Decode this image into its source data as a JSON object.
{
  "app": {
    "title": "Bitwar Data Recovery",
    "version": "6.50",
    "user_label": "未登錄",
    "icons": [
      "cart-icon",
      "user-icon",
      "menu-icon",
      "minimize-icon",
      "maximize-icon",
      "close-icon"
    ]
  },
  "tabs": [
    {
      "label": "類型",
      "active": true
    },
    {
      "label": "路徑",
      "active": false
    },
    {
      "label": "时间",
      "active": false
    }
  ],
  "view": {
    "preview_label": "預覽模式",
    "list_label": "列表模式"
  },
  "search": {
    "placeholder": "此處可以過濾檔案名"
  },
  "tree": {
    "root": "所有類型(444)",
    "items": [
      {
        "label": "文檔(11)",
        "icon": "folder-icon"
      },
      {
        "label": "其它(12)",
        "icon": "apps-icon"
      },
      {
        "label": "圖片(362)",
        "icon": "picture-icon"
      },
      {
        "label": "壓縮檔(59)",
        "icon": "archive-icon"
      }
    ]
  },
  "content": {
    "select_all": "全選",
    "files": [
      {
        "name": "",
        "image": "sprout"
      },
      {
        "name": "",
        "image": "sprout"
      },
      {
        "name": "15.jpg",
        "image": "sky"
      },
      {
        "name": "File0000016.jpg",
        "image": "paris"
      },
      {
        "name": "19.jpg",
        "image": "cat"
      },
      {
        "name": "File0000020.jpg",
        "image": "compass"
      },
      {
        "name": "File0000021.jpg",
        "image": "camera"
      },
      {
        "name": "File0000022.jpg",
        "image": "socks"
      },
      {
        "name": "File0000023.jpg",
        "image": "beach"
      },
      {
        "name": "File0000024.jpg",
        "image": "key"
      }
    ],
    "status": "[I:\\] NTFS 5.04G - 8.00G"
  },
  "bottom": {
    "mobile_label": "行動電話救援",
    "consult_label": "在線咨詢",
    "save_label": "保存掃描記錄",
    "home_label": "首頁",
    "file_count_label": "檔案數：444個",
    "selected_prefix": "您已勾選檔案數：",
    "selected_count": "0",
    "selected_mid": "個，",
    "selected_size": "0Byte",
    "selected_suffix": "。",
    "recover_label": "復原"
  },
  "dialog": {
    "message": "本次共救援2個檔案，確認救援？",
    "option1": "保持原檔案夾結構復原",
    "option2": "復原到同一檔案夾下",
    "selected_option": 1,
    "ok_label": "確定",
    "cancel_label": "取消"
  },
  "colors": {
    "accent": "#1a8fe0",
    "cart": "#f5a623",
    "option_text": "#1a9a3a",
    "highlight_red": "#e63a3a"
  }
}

→ **Task objective**: Exactly reproduce all of the entries.

→ **Output**:
Decode this image into its source data as a JSON object.
{
  "app": {
    "title": "Bitwar Data Recovery",
    "version": "6.50",
    "user_label": "未登錄",
    "icons": [
      "cart-icon",
      "user-icon",
      "menu-icon",
      "minimize-icon",
      "maximize-icon",
      "close-icon"
    ]
  },
  "tabs": [
    {
      "label": "類型",
      "active": true
    },
    {
      "label": "路徑",
      "active": false
    },
    {
      "label": "时间",
      "active": false
    }
  ],
  "view": {
    "preview_label": "預覽模式",
    "list_label": "列表模式"
  },
  "search": {
    "placeholder": "此處可以過濾檔案名"
  },
  "tree": {
    "root": "所有類型(444)",
    "items": [
      {
        "label": "文檔(11)",
        "icon": "folder-icon"
      },
      {
        "label": "其它(12)",
        "icon": "apps-icon"
      },
      {
        "label": "圖片(362)",
        "icon": "picture-icon"
      },
      {
        "label": "壓縮檔(59)",
        "icon": "archive-icon"
      }
    ]
  },
  "content": {
    "select_all": "全選",
    "files": [
      {
        "name": "",
        "image": "sprout"
      },
      {
        "name": "",
        "image": "sprout"
      },
      {
        "name": "15.jpg",
        "image": "sky"
      },
      {
        "name": "File0000016.jpg",
        "image": "paris"
      },
      {
        "name": "19.jpg",
        "image": "cat"
      },
      {
        "name": "File0000020.jpg",
        "image": "compass"
      },
      {
        "name": "File0000021.jpg",
        "image": "camera"
      },
      {
        "name": "File0000022.jpg",
        "image": "socks"
      },
      {
        "name": "File0000023.jpg",
        "image": "beach"
      },
      {
        "name": "File0000024.jpg",
        "image": "key"
      }
    ],
    "status": "[I:\\] NTFS 5.04G - 8.00G"
  },
  "bottom": {
    "mobile_label": "行動電話救援",
    "consult_label": "在線咨詢",
    "save_label": "保存掃描記錄",
    "home_label": "首頁",
    "file_count_label": "檔案數：444個",
    "selected_prefix": "您已勾選檔案數：",
    "selected_count": "0",
    "selected_mid": "個，",
    "selected_size": "0Byte",
    "selected_suffix": "。",
    "recover_label": "復原"
  },
  "dialog": {
    "message": "本次共救援2個檔案，確認救援？",
    "option1": "保持原檔案夾結構復原",
    "option2": "復原到同一檔案夾下",
    "selected_option": 1,
    "ok_label": "確定",
    "cancel_label": "取消"
  },
  "colors": {
    "accent": "#1a8fe0",
    "cart": "#f5a623",
    "option_text": "#1a9a3a",
    "highlight_red": "#e63a3a"
  }
}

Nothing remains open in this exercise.